Requirement:
Show each line that has the string "امتحاني" in it.
--- Begin Extracted entries ---
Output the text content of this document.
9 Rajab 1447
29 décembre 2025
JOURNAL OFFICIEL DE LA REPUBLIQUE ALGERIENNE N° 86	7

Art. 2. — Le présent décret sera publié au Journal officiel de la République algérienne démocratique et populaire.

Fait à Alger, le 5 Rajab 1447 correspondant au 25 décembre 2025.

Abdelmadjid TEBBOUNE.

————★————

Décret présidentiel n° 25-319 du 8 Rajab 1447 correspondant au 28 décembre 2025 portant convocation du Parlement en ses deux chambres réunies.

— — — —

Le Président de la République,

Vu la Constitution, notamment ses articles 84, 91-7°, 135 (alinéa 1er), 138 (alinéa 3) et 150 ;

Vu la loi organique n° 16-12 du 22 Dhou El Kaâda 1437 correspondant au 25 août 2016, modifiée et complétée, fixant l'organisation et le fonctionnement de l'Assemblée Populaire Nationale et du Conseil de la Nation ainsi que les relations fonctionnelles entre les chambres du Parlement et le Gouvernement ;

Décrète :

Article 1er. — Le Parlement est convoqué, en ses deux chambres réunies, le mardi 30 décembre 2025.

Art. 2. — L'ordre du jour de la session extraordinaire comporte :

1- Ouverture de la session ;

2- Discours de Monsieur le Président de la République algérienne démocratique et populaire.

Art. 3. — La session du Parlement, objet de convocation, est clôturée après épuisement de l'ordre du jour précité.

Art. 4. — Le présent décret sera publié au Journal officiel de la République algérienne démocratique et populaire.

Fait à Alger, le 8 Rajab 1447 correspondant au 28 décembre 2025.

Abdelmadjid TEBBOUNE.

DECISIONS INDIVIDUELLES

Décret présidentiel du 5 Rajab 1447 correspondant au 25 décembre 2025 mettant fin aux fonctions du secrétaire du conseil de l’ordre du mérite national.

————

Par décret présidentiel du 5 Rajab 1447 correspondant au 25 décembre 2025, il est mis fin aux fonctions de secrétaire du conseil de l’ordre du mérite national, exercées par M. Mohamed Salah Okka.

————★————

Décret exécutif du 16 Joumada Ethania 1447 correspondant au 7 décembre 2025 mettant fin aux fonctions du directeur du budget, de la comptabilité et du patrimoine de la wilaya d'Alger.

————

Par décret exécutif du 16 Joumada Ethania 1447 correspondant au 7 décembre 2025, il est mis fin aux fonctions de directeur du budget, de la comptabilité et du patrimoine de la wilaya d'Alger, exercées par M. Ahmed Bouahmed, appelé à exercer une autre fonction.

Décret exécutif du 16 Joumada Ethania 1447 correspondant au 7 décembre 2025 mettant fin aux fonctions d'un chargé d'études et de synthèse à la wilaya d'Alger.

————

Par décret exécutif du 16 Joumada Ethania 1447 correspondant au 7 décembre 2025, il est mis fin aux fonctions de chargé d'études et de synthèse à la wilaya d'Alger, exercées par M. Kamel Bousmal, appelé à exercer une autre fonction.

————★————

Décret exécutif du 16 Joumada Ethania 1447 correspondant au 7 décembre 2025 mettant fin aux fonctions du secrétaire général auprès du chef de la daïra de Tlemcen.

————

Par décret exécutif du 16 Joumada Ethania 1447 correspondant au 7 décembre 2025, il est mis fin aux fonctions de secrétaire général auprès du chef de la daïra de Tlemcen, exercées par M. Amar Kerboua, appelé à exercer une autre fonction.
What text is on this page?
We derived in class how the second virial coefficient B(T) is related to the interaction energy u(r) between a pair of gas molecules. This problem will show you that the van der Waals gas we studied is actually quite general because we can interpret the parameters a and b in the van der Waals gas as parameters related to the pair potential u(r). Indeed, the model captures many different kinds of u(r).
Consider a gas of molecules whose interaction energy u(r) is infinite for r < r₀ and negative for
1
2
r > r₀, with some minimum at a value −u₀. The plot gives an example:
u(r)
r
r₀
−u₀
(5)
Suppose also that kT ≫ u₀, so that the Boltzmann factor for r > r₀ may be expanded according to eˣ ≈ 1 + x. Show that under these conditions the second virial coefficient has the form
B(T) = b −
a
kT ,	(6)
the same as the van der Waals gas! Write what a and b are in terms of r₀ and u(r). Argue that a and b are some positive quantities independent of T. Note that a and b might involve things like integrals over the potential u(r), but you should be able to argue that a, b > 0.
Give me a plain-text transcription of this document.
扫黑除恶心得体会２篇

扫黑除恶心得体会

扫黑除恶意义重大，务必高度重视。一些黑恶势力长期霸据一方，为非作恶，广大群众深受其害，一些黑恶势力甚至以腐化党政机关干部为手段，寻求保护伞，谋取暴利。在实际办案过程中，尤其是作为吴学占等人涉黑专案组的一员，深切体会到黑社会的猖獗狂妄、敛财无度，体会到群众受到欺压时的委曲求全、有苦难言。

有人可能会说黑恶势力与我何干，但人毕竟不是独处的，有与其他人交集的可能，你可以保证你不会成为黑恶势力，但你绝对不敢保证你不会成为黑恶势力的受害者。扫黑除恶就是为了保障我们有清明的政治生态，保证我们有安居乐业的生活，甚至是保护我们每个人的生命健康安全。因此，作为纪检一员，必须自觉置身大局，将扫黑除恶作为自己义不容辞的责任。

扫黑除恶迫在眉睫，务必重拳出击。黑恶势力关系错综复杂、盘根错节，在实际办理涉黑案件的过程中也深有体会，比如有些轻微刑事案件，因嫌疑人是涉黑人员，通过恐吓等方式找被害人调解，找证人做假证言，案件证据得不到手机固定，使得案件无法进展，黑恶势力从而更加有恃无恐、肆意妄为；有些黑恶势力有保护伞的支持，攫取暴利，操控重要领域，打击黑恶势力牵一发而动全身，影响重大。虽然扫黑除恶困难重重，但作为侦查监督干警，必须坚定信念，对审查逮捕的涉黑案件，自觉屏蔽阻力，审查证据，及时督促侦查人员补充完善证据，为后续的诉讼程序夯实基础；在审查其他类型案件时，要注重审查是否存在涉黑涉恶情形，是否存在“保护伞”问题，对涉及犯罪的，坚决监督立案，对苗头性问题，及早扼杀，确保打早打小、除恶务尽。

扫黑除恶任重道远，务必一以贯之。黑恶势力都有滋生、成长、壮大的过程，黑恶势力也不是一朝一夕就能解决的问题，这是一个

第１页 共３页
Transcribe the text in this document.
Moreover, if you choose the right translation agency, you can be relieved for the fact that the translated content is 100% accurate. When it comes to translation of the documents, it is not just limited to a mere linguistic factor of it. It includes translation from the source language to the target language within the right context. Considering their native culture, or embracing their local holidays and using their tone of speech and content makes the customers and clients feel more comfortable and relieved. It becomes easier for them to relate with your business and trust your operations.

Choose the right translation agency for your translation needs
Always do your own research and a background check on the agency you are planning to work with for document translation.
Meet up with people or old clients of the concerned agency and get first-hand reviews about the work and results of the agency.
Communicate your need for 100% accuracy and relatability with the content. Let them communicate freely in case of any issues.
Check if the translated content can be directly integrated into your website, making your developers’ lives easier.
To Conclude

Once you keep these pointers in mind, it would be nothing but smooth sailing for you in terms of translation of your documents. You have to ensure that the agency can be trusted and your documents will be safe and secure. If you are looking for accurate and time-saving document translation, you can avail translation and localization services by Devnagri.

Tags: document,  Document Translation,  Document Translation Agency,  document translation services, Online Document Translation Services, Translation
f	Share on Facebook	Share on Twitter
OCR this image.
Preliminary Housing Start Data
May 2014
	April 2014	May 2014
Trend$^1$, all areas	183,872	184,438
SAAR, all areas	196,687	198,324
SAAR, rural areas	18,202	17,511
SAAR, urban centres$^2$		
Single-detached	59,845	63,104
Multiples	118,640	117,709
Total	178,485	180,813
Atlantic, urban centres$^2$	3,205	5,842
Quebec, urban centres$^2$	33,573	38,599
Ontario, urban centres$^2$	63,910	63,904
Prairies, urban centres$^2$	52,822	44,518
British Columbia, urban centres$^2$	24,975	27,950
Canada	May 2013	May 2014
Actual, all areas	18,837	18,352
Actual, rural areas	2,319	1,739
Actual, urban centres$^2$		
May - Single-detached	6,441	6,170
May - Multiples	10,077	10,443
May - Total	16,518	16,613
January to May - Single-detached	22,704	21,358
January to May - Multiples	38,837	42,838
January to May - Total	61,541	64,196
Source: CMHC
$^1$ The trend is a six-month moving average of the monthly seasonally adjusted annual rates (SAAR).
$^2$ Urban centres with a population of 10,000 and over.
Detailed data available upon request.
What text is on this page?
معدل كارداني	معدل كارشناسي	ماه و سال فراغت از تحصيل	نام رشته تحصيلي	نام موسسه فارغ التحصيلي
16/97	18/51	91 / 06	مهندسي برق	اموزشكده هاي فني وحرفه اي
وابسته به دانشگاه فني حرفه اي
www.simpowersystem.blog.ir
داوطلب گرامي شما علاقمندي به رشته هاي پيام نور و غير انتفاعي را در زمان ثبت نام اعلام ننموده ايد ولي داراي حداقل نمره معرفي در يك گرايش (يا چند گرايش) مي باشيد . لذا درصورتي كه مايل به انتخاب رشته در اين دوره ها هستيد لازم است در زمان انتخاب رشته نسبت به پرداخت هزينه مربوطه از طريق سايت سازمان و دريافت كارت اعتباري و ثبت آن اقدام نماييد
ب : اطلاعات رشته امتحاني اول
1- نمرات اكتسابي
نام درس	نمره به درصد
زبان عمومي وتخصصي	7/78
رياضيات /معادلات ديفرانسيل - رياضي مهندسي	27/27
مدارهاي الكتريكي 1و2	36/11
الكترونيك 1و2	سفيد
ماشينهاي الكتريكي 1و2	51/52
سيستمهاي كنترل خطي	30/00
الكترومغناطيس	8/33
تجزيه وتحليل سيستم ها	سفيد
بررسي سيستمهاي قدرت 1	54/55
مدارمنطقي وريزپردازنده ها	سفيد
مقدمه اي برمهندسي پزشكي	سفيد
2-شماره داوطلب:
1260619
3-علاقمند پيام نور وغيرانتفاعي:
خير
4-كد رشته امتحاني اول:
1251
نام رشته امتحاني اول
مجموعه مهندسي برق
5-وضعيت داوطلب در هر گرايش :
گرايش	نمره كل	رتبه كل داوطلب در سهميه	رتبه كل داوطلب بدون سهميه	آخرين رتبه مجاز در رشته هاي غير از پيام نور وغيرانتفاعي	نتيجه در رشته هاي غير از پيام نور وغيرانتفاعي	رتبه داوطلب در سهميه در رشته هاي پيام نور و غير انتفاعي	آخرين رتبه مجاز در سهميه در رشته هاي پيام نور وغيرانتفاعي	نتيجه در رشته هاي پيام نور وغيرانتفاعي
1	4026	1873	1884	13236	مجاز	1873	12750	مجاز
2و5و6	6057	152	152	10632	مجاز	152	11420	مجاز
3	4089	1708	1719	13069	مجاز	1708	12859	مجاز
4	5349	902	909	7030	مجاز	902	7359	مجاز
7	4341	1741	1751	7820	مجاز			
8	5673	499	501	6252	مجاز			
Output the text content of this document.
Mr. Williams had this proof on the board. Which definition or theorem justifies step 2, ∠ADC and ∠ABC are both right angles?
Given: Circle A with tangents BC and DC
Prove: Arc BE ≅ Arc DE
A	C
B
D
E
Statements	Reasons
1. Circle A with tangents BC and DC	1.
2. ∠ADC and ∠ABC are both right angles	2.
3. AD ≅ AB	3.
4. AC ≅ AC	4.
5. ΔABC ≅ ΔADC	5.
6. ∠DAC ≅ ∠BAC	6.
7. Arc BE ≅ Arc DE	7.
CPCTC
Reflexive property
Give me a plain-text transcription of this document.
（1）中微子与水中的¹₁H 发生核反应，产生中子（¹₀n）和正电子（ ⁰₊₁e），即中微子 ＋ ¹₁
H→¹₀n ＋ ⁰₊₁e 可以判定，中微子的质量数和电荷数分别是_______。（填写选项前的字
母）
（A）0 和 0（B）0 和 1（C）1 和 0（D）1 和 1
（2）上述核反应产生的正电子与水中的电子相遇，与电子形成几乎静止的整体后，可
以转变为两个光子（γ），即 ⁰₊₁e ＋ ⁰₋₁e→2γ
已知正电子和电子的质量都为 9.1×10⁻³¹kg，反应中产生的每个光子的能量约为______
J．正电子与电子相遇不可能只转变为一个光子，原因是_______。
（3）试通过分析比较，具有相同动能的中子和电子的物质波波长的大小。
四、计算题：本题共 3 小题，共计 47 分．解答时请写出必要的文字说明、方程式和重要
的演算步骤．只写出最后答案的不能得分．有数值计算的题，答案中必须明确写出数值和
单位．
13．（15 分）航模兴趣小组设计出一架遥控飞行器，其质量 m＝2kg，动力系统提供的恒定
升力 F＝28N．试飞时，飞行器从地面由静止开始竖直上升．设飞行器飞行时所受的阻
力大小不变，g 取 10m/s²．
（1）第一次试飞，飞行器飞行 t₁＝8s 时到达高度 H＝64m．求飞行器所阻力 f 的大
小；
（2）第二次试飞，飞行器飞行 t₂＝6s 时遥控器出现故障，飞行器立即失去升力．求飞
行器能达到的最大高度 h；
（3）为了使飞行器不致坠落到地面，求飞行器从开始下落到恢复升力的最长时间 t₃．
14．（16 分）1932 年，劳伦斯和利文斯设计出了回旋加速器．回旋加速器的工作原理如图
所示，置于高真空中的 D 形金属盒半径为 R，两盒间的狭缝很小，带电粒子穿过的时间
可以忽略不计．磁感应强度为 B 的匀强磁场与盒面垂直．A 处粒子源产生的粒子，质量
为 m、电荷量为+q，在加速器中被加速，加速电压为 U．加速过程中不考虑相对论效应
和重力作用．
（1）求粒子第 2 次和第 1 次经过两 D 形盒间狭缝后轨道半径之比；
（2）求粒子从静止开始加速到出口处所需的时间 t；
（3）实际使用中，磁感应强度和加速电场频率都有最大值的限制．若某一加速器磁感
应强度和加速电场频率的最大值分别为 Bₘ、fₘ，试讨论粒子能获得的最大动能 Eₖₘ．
--- End Extracted entries ---
Reply to the exercise:
ب : اطلاعات رشته امتحاني اول
4-كد رشته امتحاني اول:
نام رشته امتحاني اول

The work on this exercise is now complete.